## WHAT IS BEING ASKED
Collect all lines containing the word "NOAA" from the data.

━━━━━ LISTED ENTRIES ━━━━━

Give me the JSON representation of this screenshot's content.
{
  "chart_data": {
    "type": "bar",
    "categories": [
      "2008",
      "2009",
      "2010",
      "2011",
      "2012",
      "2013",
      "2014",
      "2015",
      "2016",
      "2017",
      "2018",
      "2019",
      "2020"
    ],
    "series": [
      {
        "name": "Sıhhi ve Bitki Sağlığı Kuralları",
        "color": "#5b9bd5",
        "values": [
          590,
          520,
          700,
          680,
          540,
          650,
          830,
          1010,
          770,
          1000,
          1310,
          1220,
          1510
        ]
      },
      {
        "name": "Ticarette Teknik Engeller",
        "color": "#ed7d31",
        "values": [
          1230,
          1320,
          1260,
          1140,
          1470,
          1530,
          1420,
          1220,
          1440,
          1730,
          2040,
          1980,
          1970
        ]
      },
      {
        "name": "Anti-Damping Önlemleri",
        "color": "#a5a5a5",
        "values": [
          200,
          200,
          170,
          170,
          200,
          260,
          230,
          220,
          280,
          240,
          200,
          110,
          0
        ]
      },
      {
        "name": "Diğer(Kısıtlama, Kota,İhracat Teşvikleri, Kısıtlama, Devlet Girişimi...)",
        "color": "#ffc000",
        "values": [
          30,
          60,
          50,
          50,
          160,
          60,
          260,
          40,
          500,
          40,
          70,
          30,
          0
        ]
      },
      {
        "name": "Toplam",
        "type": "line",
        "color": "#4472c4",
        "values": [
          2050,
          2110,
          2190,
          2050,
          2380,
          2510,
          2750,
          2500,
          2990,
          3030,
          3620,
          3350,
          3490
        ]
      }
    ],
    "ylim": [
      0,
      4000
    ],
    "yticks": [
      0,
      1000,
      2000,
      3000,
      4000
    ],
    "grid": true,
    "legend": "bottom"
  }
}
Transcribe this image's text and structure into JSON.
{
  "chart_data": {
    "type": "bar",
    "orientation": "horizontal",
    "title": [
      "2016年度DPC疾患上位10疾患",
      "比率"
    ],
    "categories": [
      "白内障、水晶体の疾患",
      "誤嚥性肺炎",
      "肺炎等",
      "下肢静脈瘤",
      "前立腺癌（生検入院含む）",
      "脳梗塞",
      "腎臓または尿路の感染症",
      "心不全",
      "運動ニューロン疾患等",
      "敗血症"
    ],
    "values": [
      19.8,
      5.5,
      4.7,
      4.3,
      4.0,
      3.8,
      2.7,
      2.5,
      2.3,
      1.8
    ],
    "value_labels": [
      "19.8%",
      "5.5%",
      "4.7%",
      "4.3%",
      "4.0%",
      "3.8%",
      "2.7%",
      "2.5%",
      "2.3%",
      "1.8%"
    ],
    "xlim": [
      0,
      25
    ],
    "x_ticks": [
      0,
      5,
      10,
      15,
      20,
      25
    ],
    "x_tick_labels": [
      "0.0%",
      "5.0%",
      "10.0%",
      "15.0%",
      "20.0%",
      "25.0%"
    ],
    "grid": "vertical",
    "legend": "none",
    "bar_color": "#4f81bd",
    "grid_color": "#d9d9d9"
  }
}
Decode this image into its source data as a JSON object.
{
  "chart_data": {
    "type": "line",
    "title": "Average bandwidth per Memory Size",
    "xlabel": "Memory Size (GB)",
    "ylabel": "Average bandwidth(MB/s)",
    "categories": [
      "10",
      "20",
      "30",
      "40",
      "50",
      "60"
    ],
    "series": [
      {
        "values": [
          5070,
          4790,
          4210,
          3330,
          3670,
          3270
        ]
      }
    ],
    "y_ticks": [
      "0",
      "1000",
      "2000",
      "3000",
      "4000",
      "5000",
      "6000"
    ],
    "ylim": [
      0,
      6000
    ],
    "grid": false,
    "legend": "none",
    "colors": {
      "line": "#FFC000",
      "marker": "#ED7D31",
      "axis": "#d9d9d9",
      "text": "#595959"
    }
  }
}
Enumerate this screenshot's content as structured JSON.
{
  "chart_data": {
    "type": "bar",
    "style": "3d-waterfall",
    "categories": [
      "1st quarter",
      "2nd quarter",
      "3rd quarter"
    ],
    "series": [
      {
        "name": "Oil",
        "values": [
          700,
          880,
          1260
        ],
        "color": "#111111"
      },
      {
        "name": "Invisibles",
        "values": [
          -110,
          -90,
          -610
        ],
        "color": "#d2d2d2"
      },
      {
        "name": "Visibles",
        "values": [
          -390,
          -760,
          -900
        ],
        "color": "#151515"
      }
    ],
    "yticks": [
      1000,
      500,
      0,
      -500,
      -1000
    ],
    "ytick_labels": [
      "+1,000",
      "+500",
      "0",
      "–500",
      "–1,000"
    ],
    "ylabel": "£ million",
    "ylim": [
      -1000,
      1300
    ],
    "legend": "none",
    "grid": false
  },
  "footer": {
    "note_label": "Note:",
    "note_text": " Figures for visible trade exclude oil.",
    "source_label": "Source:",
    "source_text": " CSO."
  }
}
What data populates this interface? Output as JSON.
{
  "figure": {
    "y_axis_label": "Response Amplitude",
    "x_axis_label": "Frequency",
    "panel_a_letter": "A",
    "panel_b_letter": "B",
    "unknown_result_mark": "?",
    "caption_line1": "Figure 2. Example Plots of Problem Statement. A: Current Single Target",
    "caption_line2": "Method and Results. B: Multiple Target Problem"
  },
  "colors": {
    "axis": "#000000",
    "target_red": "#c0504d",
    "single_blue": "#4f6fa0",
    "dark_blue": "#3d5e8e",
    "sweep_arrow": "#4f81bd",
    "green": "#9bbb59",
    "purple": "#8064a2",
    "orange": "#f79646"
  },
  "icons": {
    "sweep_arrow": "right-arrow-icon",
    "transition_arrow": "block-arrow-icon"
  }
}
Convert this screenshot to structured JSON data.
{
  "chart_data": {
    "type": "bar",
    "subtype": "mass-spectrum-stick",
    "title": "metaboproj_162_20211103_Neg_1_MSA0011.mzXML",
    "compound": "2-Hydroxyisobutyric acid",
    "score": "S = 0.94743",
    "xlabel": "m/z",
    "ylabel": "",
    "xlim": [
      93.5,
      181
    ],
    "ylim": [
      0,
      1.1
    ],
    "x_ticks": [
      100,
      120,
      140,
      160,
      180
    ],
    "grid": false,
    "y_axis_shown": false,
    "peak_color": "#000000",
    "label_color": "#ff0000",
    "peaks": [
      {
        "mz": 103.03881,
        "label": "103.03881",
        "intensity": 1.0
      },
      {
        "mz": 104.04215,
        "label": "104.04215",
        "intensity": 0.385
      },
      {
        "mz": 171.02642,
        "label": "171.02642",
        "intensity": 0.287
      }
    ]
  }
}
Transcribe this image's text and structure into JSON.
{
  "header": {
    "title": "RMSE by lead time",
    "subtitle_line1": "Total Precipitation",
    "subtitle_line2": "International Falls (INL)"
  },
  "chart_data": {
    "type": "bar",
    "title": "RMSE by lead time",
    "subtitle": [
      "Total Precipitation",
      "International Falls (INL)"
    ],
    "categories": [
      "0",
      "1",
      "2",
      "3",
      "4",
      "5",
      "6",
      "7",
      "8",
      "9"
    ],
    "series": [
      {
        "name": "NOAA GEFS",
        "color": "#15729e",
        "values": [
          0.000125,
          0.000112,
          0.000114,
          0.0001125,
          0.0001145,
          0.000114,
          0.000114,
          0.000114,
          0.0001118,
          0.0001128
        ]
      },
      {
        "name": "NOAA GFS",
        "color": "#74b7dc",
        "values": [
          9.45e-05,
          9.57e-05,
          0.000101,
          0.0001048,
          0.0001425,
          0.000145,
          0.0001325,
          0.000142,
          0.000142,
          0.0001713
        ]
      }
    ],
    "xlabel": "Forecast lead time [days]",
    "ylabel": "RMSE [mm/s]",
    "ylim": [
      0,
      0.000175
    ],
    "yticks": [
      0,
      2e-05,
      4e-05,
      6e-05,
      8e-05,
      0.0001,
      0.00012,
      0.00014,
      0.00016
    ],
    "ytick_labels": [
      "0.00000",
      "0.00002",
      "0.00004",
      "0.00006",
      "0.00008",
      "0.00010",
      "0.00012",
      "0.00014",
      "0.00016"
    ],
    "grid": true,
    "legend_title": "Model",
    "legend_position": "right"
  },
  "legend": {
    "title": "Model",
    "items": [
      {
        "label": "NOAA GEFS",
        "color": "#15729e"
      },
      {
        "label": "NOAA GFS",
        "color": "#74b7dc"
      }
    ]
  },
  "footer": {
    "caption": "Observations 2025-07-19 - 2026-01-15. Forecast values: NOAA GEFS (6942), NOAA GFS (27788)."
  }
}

━━━━━

## EXERCISE RESPONSE
        "name": "NOAA GEFS",
        "name": "NOAA GFS",
        "label": "NOAA GEFS",
        "label": "NOAA GFS",
    "caption": "Observations 2025-07-19 - 2026-01-15. Forecast values: NOAA GEFS (6942), NOAA GFS (27788)."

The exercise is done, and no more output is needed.